> **DIRECTIONS FOR THIS TASK**
Please set down all the lines beneath this one exactly, without the pictures.

[Saved entries]
▬▬▬

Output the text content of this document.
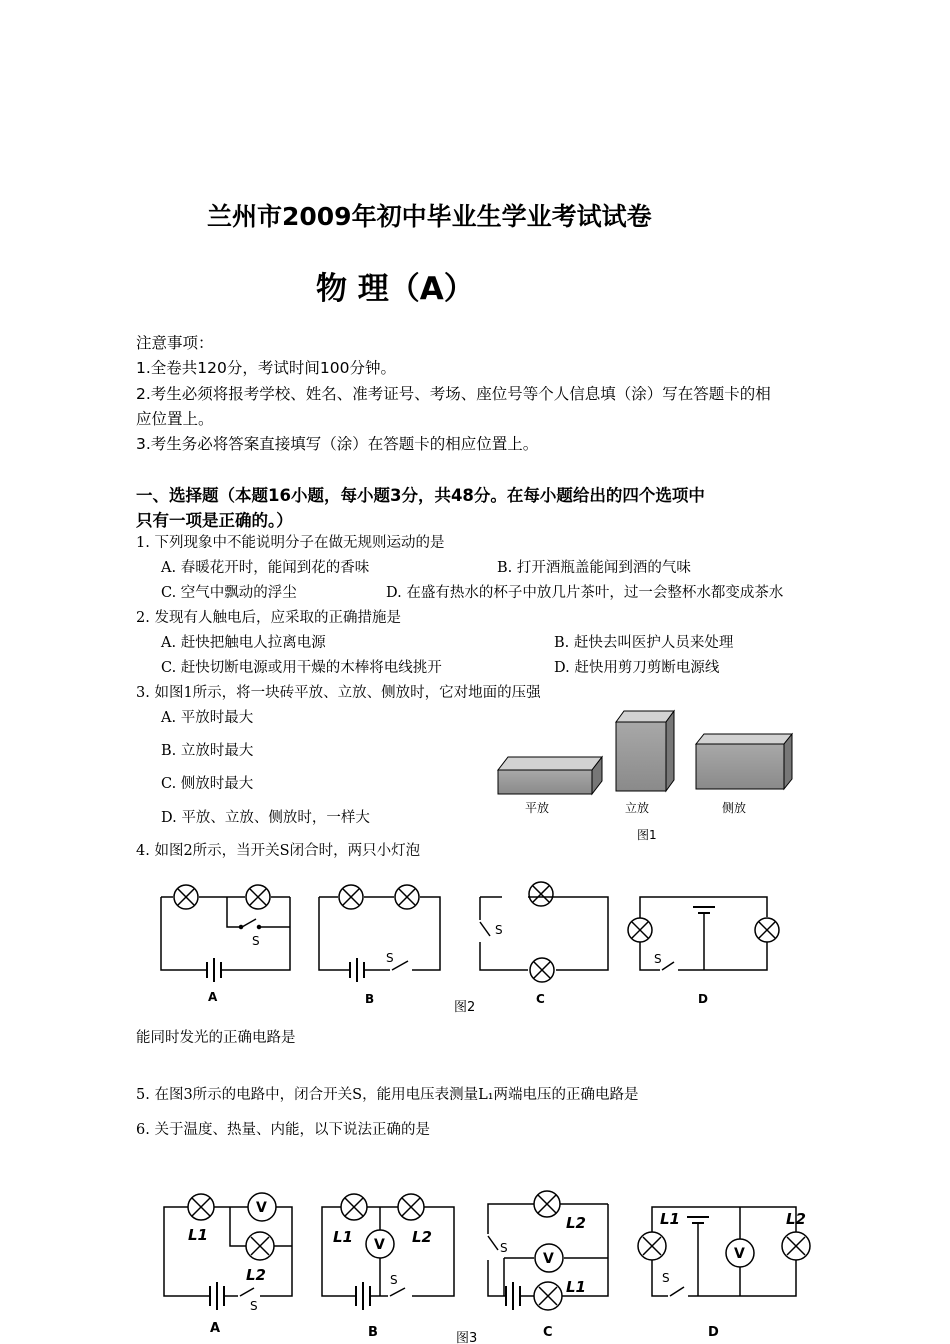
兰州市2009年初中毕业生学业考试试卷
物 理（A）
注意事项：
1.全卷共120分，考试时间100分钟。
2.考生必须将报考学校、姓名、准考证号、考场、座位号等个人信息填（涂）写在答题卡的相
应位置上。
3.考生务必将答案直接填写（涂）在答题卡的相应位置上。
一、选择题（本题16小题，每小题3分，共48分。在每小题给出的四个选项中
只有一项是正确的。）
1. 下列现象中不能说明分子在做无规则运动的是
A. 春暖花开时，能闻到花的香味	B. 打开酒瓶盖能闻到酒的气味
C. 空气中飘动的浮尘	D. 在盛有热水的杯子中放几片茶叶，过一会整杯水都变成茶水
2. 发现有人触电后，应采取的正确措施是
A. 赶快把触电人拉离电源	B. 赶快去叫医护人员来处理
C. 赶快切断电源或用干燥的木棒将电线挑开	D. 赶快用剪刀剪断电源线
3. 如图1所示，将一块砖平放、立放、侧放时，它对地面的压强
A. 平放时最大
B. 立放时最大
C. 侧放时最大
D. 平放、立放、侧放时，一样大
平放	立放	侧放
图1
4. 如图2所示，当开关S闭合时，两只小灯泡
S
S
S
S
A	B	C	D
图2
能同时发光的正确电路是
5. 在图3所示的电路中，闭合开关S，能用电压表测量L₁两端电压的正确电路是
6. 关于温度、热量、内能，以下说法正确的是
V
V
V	V
L1
L2
L1	L2
L2
L1
L1	L2
S
S
S
S
A	B	C	D
图3
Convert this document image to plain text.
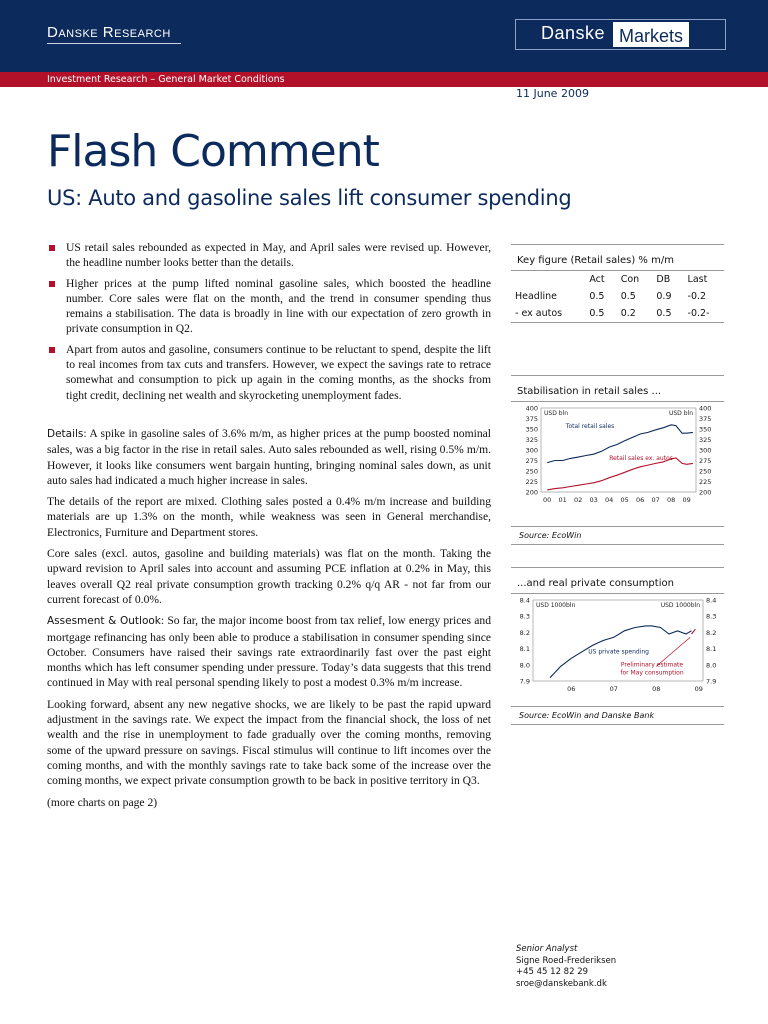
Danske Research	Danske Markets
Investment Research – General Market Conditions
11 June 2009
Flash Comment
US: Auto and gasoline sales lift consumer spending
US retail sales rebounded as expected in May, and April sales were revised up. However, the headline number looks better than the details.
Higher prices at the pump lifted nominal gasoline sales, which boosted the headline number. Core sales were flat on the month, and the trend in consumer spending thus remains a stabilisation. The data is broadly in line with our expectation of zero growth in private consumption in Q2.
Apart from autos and gasoline, consumers continue to be reluctant to spend, despite the lift to real incomes from tax cuts and transfers. However, we expect the savings rate to retrace somewhat and consumption to pick up again in the coming months, as the shocks from tight credit, declining net wealth and skyrocketing unemployment fades.

Details: A spike in gasoline sales of 3.6% m/m, as higher prices at the pump boosted nominal sales, was a big factor in the rise in retail sales. Auto sales rebounded as well, rising 0.5% m/m. However, it looks like consumers went bargain hunting, bringing nominal sales down, as unit auto sales had indicated a much higher increase in sales.

The details of the report are mixed. Clothing sales posted a 0.4% m/m increase and building materials are up 1.3% on the month, while weakness was seen in General merchandise, Electronics, Furniture and Department stores.

Core sales (excl. autos, gasoline and building materials) was flat on the month. Taking the upward revision to April sales into account and assuming PCE inflation at 0.2% in May, this leaves overall Q2 real private consumption growth tracking 0.2% q/q AR - not far from our current forecast of 0.0%.

Assesment & Outlook: So far, the major income boost from tax relief, low energy prices and mortgage refinancing has only been able to produce a stabilisation in consumer spending since October. Consumers have raised their savings rate extraordinarily fast over the past eight months which has left consumer spending under pressure. Today’s data suggests that this trend continued in May with real personal spending likely to post a modest 0.3% m/m increase.

Looking forward, absent any new negative shocks, we are likely to be past the rapid upward adjustment in the savings rate. We expect the impact from the financial shock, the loss of net wealth and the rise in unemployment to fade gradually over the coming months, removing some of the upward pressure on savings. Fiscal stimulus will continue to lift incomes over the coming months, and with the monthly savings rate to take back some of the increase over the coming months, we expect private consumption growth to be back in positive territory in Q3.

(more charts on page 2)

Key figure (Retail sales) % m/m
	Act	Con	DB	Last
Headline	0.5	0.5	0.9	-0.2
- ex autos	0.5	0.2	0.5	-0.2-
Stabilisation in retail sales ...
400	400
375	375
350	350
325	325
300	300
275	275
250	250
225	225
200	200
00 01 02 03 04 05 06 07 08 09
USD bln	USD bln
Total retail sales
Retail sales ex. autos
Source: EcoWin
...and real private consumption
8.4	8.4
8.3	8.3
8.2	8.2
8.1	8.1
8.0	8.0
7.9	7.9
06	07	08	09
USD 1000bln	USD 1000bln
US private spending
Preliminary estimate
for May consumption
Source: EcoWin and Danske Bank
Senior Analyst
Signe Roed-Frederiksen
+45 45 12 82 29
sroe@danskebank.dk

▬▬▬

> **SOLUTION TO THE PROBLEM**
Output the text content of this document.
兰州市2009年初中毕业生学业考试试卷
物 理（A）
注意事项：
1.全卷共120分，考试时间100分钟。
2.考生必须将报考学校、姓名、准考证号、考场、座位号等个人信息填（涂）写在答题卡的相
应位置上。
3.考生务必将答案直接填写（涂）在答题卡的相应位置上。
一、选择题（本题16小题，每小题3分，共48分。在每小题给出的四个选项中
只有一项是正确的。）
1. 下列现象中不能说明分子在做无规则运动的是
A. 春暖花开时，能闻到花的香味	B. 打开酒瓶盖能闻到酒的气味
C. 空气中飘动的浮尘	D. 在盛有热水的杯子中放几片茶叶，过一会整杯水都变成茶水
2. 发现有人触电后，应采取的正确措施是
A. 赶快把触电人拉离电源	B. 赶快去叫医护人员来处理
C. 赶快切断电源或用干燥的木棒将电线挑开	D. 赶快用剪刀剪断电源线
3. 如图1所示，将一块砖平放、立放、侧放时，它对地面的压强
A. 平放时最大
B. 立放时最大
C. 侧放时最大
D. 平放、立放、侧放时，一样大
平放	立放	侧放
图1
4. 如图2所示，当开关S闭合时，两只小灯泡
S
S
S
S
A	B	C	D
图2
能同时发光的正确电路是
5. 在图3所示的电路中，闭合开关S，能用电压表测量L₁两端电压的正确电路是
6. 关于温度、热量、内能，以下说法正确的是
V
V
V	V
L1
L2
L1	L2
L2
L1
L1	L2
S
S
S
S
A	B	C	D
图3
Convert this document image to plain text.
Danske Research	Danske Markets
Investment Research – General Market Conditions
11 June 2009
Flash Comment
US: Auto and gasoline sales lift consumer spending
US retail sales rebounded as expected in May, and April sales were revised up. However, the headline number looks better than the details.
Higher prices at the pump lifted nominal gasoline sales, which boosted the headline number. Core sales were flat on the month, and the trend in consumer spending thus remains a stabilisation. The data is broadly in line with our expectation of zero growth in private consumption in Q2.
Apart from autos and gasoline, consumers continue to be reluctant to spend, despite the lift to real incomes from tax cuts and transfers. However, we expect the savings rate to retrace somewhat and consumption to pick up again in the coming months, as the shocks from tight credit, declining net wealth and skyrocketing unemployment fades.

Details: A spike in gasoline sales of 3.6% m/m, as higher prices at the pump boosted nominal sales, was a big factor in the rise in retail sales. Auto sales rebounded as well, rising 0.5% m/m. However, it looks like consumers went bargain hunting, bringing nominal sales down, as unit auto sales had indicated a much higher increase in sales.

The details of the report are mixed. Clothing sales posted a 0.4% m/m increase and building materials are up 1.3% on the month, while weakness was seen in General merchandise, Electronics, Furniture and Department stores.

Core sales (excl. autos, gasoline and building materials) was flat on the month. Taking the upward revision to April sales into account and assuming PCE inflation at 0.2% in May, this leaves overall Q2 real private consumption growth tracking 0.2% q/q AR - not far from our current forecast of 0.0%.

Assesment & Outlook: So far, the major income boost from tax relief, low energy prices and mortgage refinancing has only been able to produce a stabilisation in consumer spending since October. Consumers have raised their savings rate extraordinarily fast over the past eight months which has left consumer spending under pressure. Today’s data suggests that this trend continued in May with real personal spending likely to post a modest 0.3% m/m increase.

Looking forward, absent any new negative shocks, we are likely to be past the rapid upward adjustment in the savings rate. We expect the impact from the financial shock, the loss of net wealth and the rise in unemployment to fade gradually over the coming months, removing some of the upward pressure on savings. Fiscal stimulus will continue to lift incomes over the coming months, and with the monthly savings rate to take back some of the increase over the coming months, we expect private consumption growth to be back in positive territory in Q3.

(more charts on page 2)

Key figure (Retail sales) % m/m
	Act	Con	DB	Last
Headline	0.5	0.5	0.9	-0.2
- ex autos	0.5	0.2	0.5	-0.2-
Stabilisation in retail sales ...
400	400
375	375
350	350
325	325
300	300
275	275
250	250
225	225
200	200
00 01 02 03 04 05 06 07 08 09
USD bln	USD bln
Total retail sales
Retail sales ex. autos
Source: EcoWin
...and real private consumption
8.4	8.4
8.3	8.3
8.2	8.2
8.1	8.1
8.0	8.0
7.9	7.9
06	07	08	09
USD 1000bln	USD 1000bln
US private spending
Preliminary estimate
for May consumption
Source: EcoWin and Danske Bank
Senior Analyst
Signe Roed-Frederiksen
+45 45 12 82 29
sroe@danskebank.dk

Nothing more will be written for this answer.